++++ SUPPLIED ENTRIES ++++

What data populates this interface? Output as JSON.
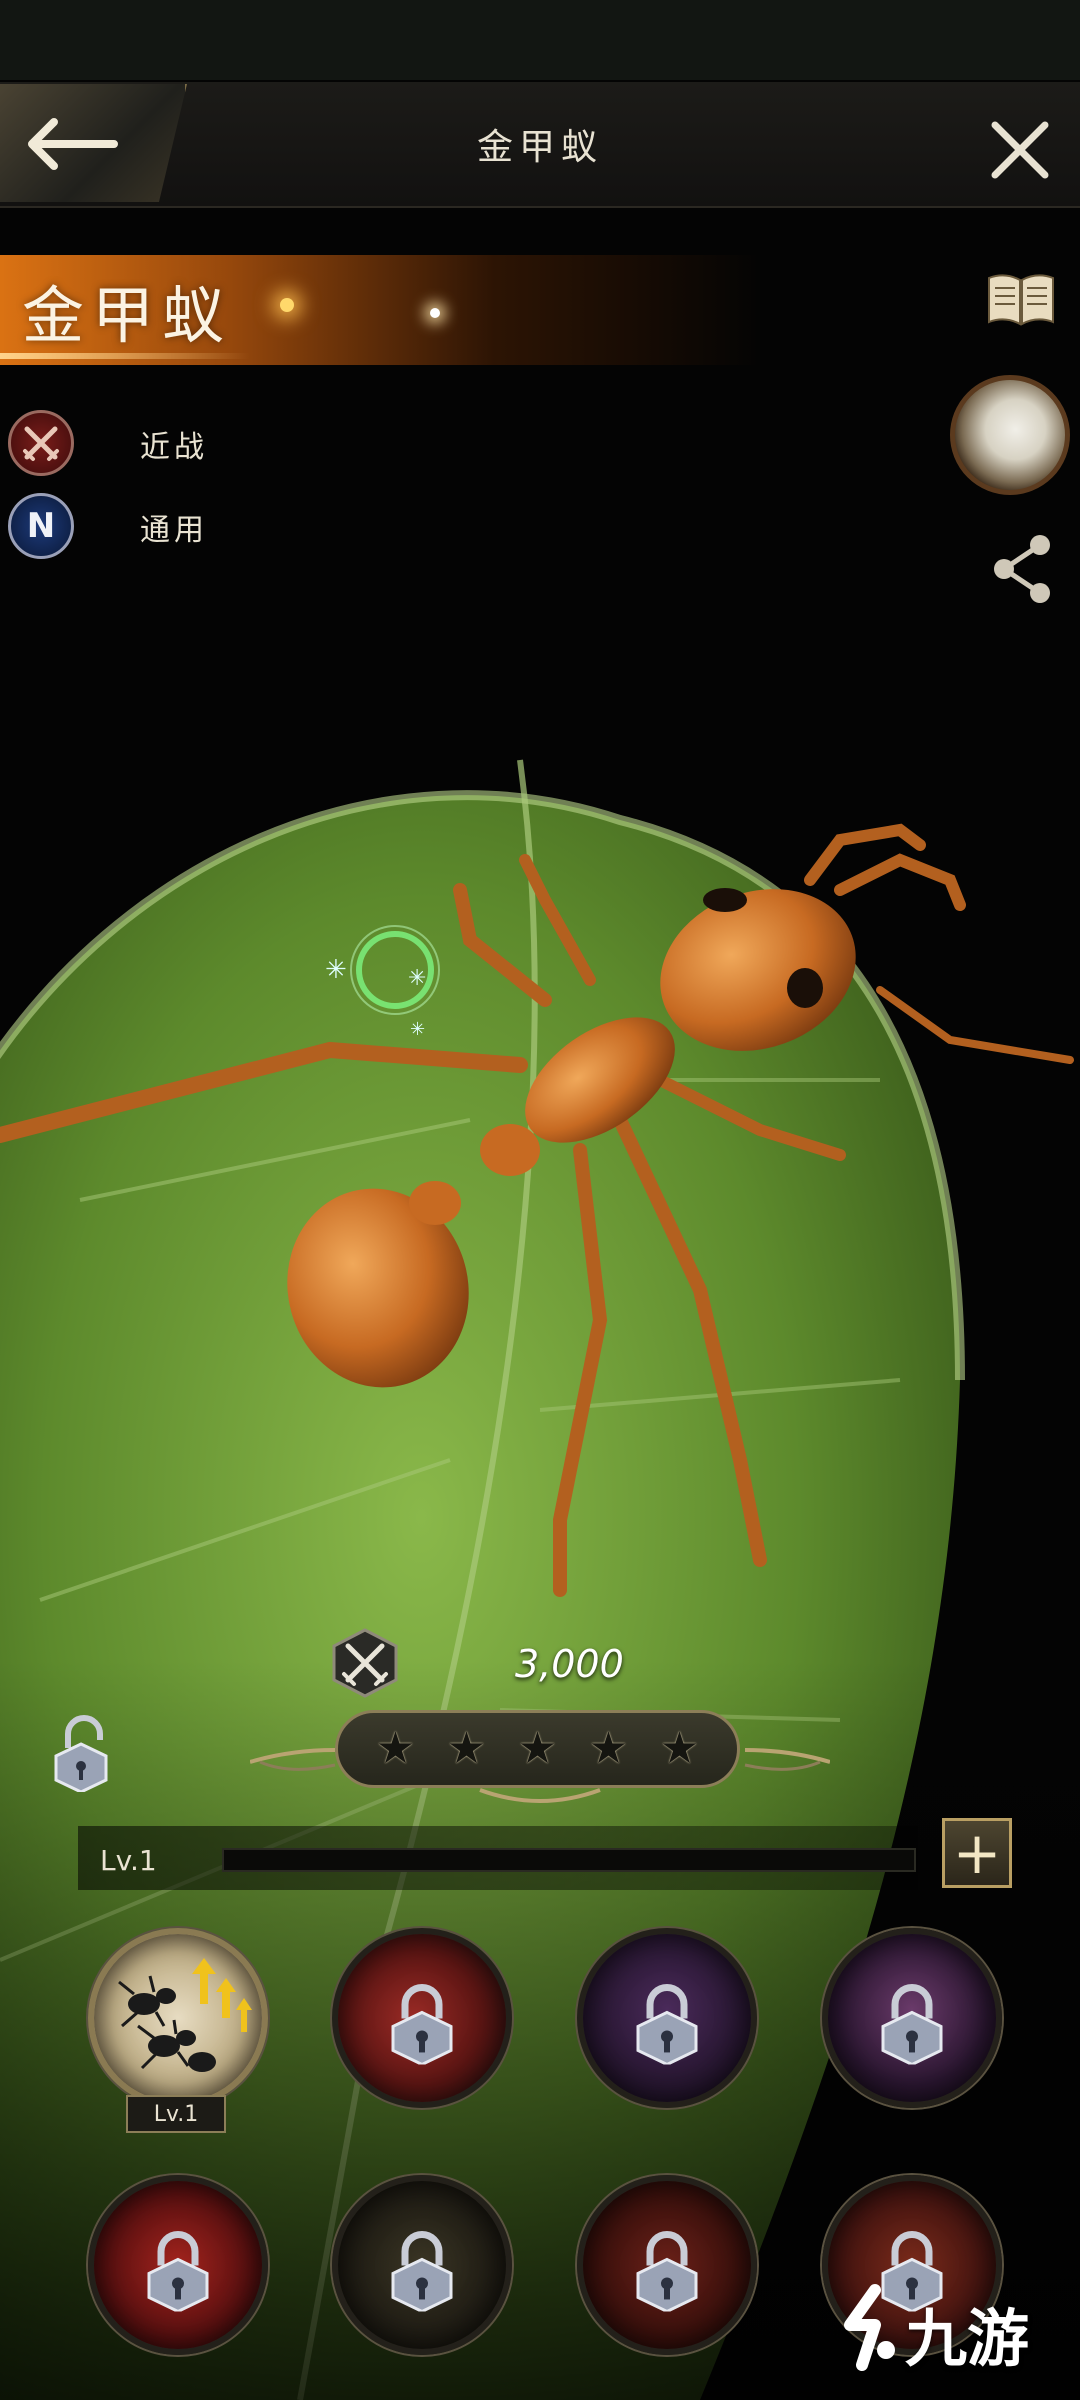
{
  "header": {
    "title": "金甲蚁",
    "back_icon": "arrow-left-icon",
    "close_icon": "close-x-icon"
  },
  "unit": {
    "name": "金甲蚁",
    "tags": [
      {
        "icon": "crossed-swords-icon",
        "label": "近战"
      },
      {
        "icon": "N",
        "label": "通用"
      }
    ]
  },
  "side_icons": [
    "book-icon",
    "avatar",
    "share-icon"
  ],
  "stats": {
    "power_icon": "crossed-swords-icon",
    "power": "3,000",
    "stars_total": 5,
    "stars_filled": 0
  },
  "level": {
    "label": "Lv.1",
    "progress": 0,
    "plus_label": "+"
  },
  "skills": [
    {
      "id": "skill-1",
      "locked": false,
      "level": "Lv.1"
    },
    {
      "id": "skill-2",
      "locked": true
    },
    {
      "id": "skill-3",
      "locked": true
    },
    {
      "id": "skill-4",
      "locked": true
    },
    {
      "id": "skill-5",
      "locked": true
    },
    {
      "id": "skill-6",
      "locked": true
    },
    {
      "id": "skill-7",
      "locked": true
    },
    {
      "id": "skill-8",
      "locked": true
    }
  ],
  "watermark": {
    "text": "九游"
  },
  "colors": {
    "accent_orange": "#e67814",
    "gold_border": "#8c7e58",
    "leaf_green": "#5d8a2c"
  }
}
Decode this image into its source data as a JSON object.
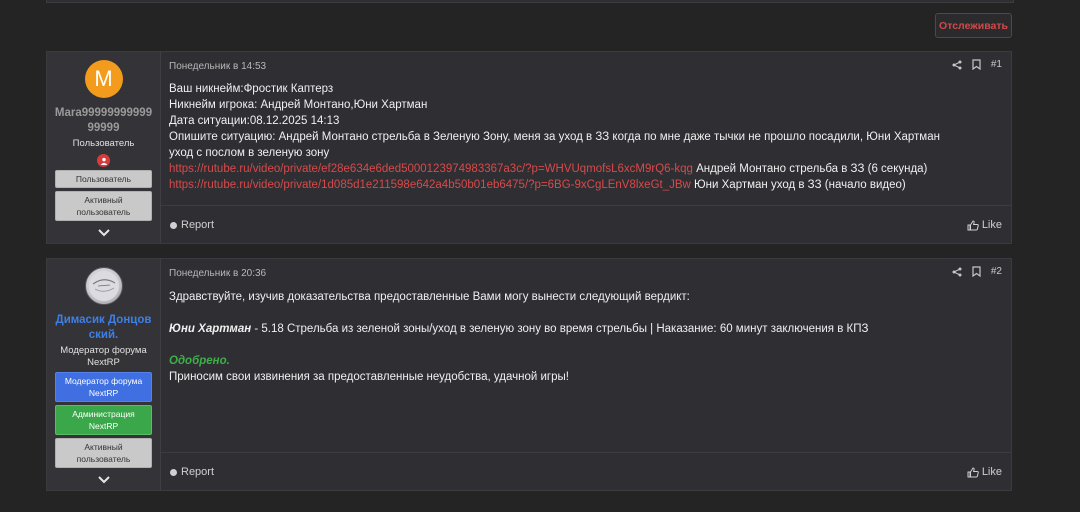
{
  "header": {
    "follow_label": "Отслеживать"
  },
  "posts": [
    {
      "avatar_letter": "M",
      "username": "Mara9999999999999999",
      "user_title": "Пользователь",
      "badges": [
        "Пользователь",
        "Активный пользователь"
      ],
      "date": "Понедельник в 14:53",
      "number": "#1",
      "lines": [
        "Ваш никнейм:Фростик Каптерз",
        "Никнейм игрока: Андрей Монтано,Юни Хартман",
        "Дата ситуации:08.12.2025 14:13",
        "Опишите ситуацию: Андрей Монтано стрельба в Зеленую Зону, меня за уход в ЗЗ когда по мне даже тычки не прошло посадили, Юни Хартман уход с послом в зеленую зону"
      ],
      "link1": "https://rutube.ru/video/private/ef28e634e6ded5000123974983367a3c/?p=WHVUqmofsL6xcM9rQ6-kqg",
      "link1_desc": " Андрей Монтано стрельба в ЗЗ (6 секунда)",
      "link2": "https://rutube.ru/video/private/1d085d1e211598e642a4b50b01eb6475/?p=6BG-9xCgLEnV8lxeGt_JBw",
      "link2_desc": " Юни Хартман уход в ЗЗ (начало видео)",
      "report": "Report",
      "like": "Like"
    },
    {
      "username": "Димасик Донцовский.",
      "user_title": "Модератор форума NextRP",
      "badges": [
        "Модератор форума NextRP",
        "Администрация NextRP",
        "Активный пользователь"
      ],
      "date": "Понедельник в 20:36",
      "number": "#2",
      "intro": "Здравствуйте, изучив доказательства предоставленные Вами могу вынести следующий вердикт:",
      "verdict_name": "Юни Хартман",
      "verdict_text": " - 5.18 Стрельба из зеленой зоны/уход в зеленую зону во время стрельбы | Наказание: 60 минут заключения в КПЗ",
      "status": "Одобрено.",
      "closing": "Приносим свои извинения за предоставленные неудобства, удачной игры!",
      "report": "Report",
      "like": "Like"
    }
  ],
  "colors": {
    "accent_red": "#d84a4a",
    "approved_green": "#3fae4a",
    "moderator_blue": "#3e7fe6"
  }
}
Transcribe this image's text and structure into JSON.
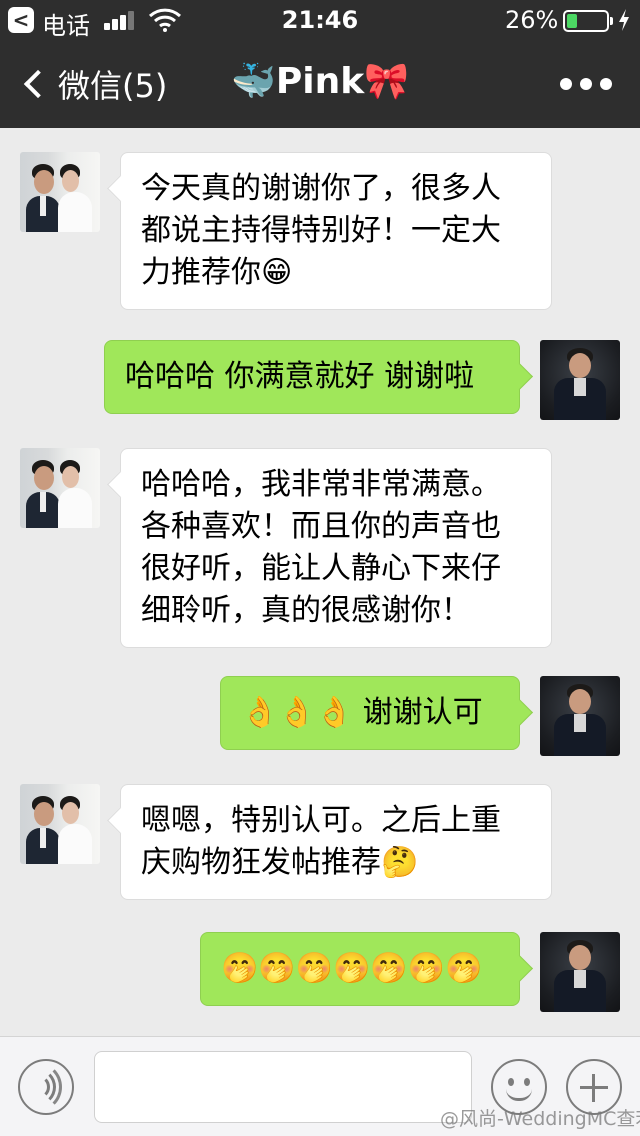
{
  "status_bar": {
    "back_app_glyph": "<",
    "carrier": "电话",
    "time": "21:46",
    "battery_percent": "26%",
    "battery_level": 0.26,
    "battery_color": "#4cd964"
  },
  "nav": {
    "back_label": "微信(5)",
    "title": "🐳Pink🎀",
    "more_icon": "more-dots-icon"
  },
  "messages": [
    {
      "direction": "in",
      "sender": "bride-and-groom",
      "text": "今天真的谢谢你了，很多人\n都说主持得特别好！一定大\n力推荐你😁"
    },
    {
      "direction": "out",
      "sender": "host",
      "text": "哈哈哈 你满意就好 谢谢啦"
    },
    {
      "direction": "in",
      "sender": "bride-and-groom",
      "text": "哈哈哈，我非常非常满意。\n各种喜欢！而且你的声音也\n很好听，能让人静心下来仔\n细聆听，真的很感谢你！"
    },
    {
      "direction": "out",
      "sender": "host",
      "text": "👌👌👌 谢谢认可"
    },
    {
      "direction": "in",
      "sender": "bride-and-groom",
      "text": "嗯嗯，特别认可。之后上重\n庆购物狂发帖推荐🤔"
    },
    {
      "direction": "out",
      "sender": "host",
      "text": "🤭🤭🤭🤭🤭🤭🤭"
    }
  ],
  "input_bar": {
    "voice_icon": "voice-icon",
    "emoji_icon": "emoji-icon",
    "plus_icon": "plus-icon",
    "input_value": ""
  },
  "watermark": "@风尚-WeddingMC查若",
  "colors": {
    "header_bg": "#2e2e2e",
    "chat_bg": "#ebebeb",
    "outgoing_bubble": "#a0e75a",
    "incoming_bubble": "#ffffff"
  }
}
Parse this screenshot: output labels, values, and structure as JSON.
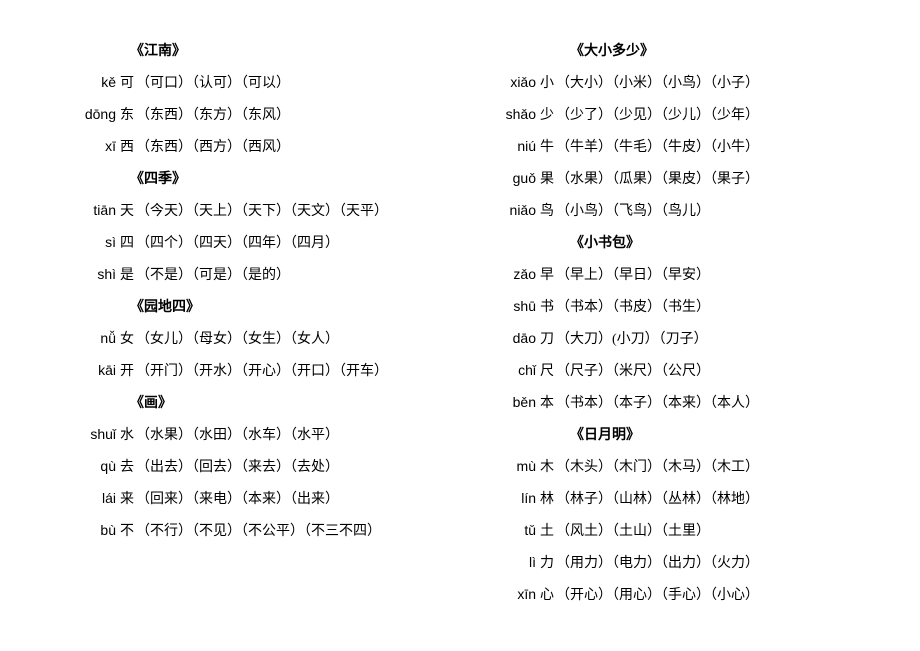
{
  "left": {
    "sections": [
      {
        "title": "《江南》",
        "entries": [
          {
            "pinyin": "kě",
            "hanzi": "可",
            "compounds": "（可口）（认可）（可以）"
          },
          {
            "pinyin": "dōng",
            "hanzi": "东",
            "compounds": "（东西）（东方）（东风）"
          },
          {
            "pinyin": "xī",
            "hanzi": "西",
            "compounds": "（东西）（西方）（西风）"
          }
        ]
      },
      {
        "title": "《四季》",
        "entries": [
          {
            "pinyin": "tiān",
            "hanzi": "天",
            "compounds": "（今天）（天上）（天下）（天文）（天平）"
          },
          {
            "pinyin": "sì",
            "hanzi": "四",
            "compounds": "（四个）（四天）（四年）（四月）"
          },
          {
            "pinyin": "shì",
            "hanzi": "是",
            "compounds": "（不是）（可是）（是的）"
          }
        ]
      },
      {
        "title": "《园地四》",
        "entries": [
          {
            "pinyin": "nǚ",
            "hanzi": "女",
            "compounds": "（女儿）（母女）（女生）（女人）"
          },
          {
            "pinyin": "kāi",
            "hanzi": "开",
            "compounds": "（开门）（开水）（开心）（开口）（开车）"
          }
        ]
      },
      {
        "title": "《画》",
        "entries": [
          {
            "pinyin": "shuǐ",
            "hanzi": "水",
            "compounds": "（水果）（水田）（水车）（水平）"
          },
          {
            "pinyin": "qù",
            "hanzi": "去",
            "compounds": "（出去）（回去）（来去）（去处）"
          },
          {
            "pinyin": "lái",
            "hanzi": "来",
            "compounds": "（回来）（来电）（本来）（出来）"
          },
          {
            "pinyin": "bù",
            "hanzi": "不",
            "compounds": "（不行）（不见）（不公平）（不三不四）"
          }
        ]
      }
    ]
  },
  "right": {
    "sections": [
      {
        "title": "《大小多少》",
        "entries": [
          {
            "pinyin": "xiǎo",
            "hanzi": "小",
            "compounds": "（大小）（小米）（小鸟）（小子）"
          },
          {
            "pinyin": "shǎo",
            "hanzi": "少",
            "compounds": "（少了）（少见）（少儿）（少年）"
          },
          {
            "pinyin": "niú",
            "hanzi": "牛",
            "compounds": "（牛羊）（牛毛）（牛皮）（小牛）"
          },
          {
            "pinyin": "guǒ",
            "hanzi": "果",
            "compounds": "（水果）（瓜果）（果皮）（果子）"
          },
          {
            "pinyin": "niǎo",
            "hanzi": "鸟",
            "compounds": "（小鸟）（飞鸟）（鸟儿）"
          }
        ]
      },
      {
        "title": "《小书包》",
        "entries": [
          {
            "pinyin": "zǎo",
            "hanzi": "早",
            "compounds": "（早上）（早日）（早安）"
          },
          {
            "pinyin": "shū",
            "hanzi": "书",
            "compounds": "（书本）（书皮）（书生）"
          },
          {
            "pinyin": "dāo",
            "hanzi": "刀",
            "compounds": "（大刀）(小刀）（刀子）"
          },
          {
            "pinyin": "chǐ",
            "hanzi": "尺",
            "compounds": "（尺子）（米尺）（公尺）"
          },
          {
            "pinyin": "běn",
            "hanzi": "本",
            "compounds": "（书本）（本子）（本来）（本人）"
          }
        ]
      },
      {
        "title": "《日月明》",
        "entries": [
          {
            "pinyin": "mù",
            "hanzi": "木",
            "compounds": "（木头）（木门）（木马）（木工）"
          },
          {
            "pinyin": "lín",
            "hanzi": "林",
            "compounds": "（林子）（山林）（丛林）（林地）"
          },
          {
            "pinyin": "tǔ",
            "hanzi": "土",
            "compounds": "（风土）（土山）（土里）"
          },
          {
            "pinyin": "lì",
            "hanzi": "力",
            "compounds": "（用力）（电力）（出力）（火力）"
          },
          {
            "pinyin": "xīn",
            "hanzi": "心",
            "compounds": "（开心）（用心）（手心）（小心）"
          }
        ]
      }
    ]
  }
}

++++

In the entries above, count each line that holds "зону". Give the total and nothing else.

2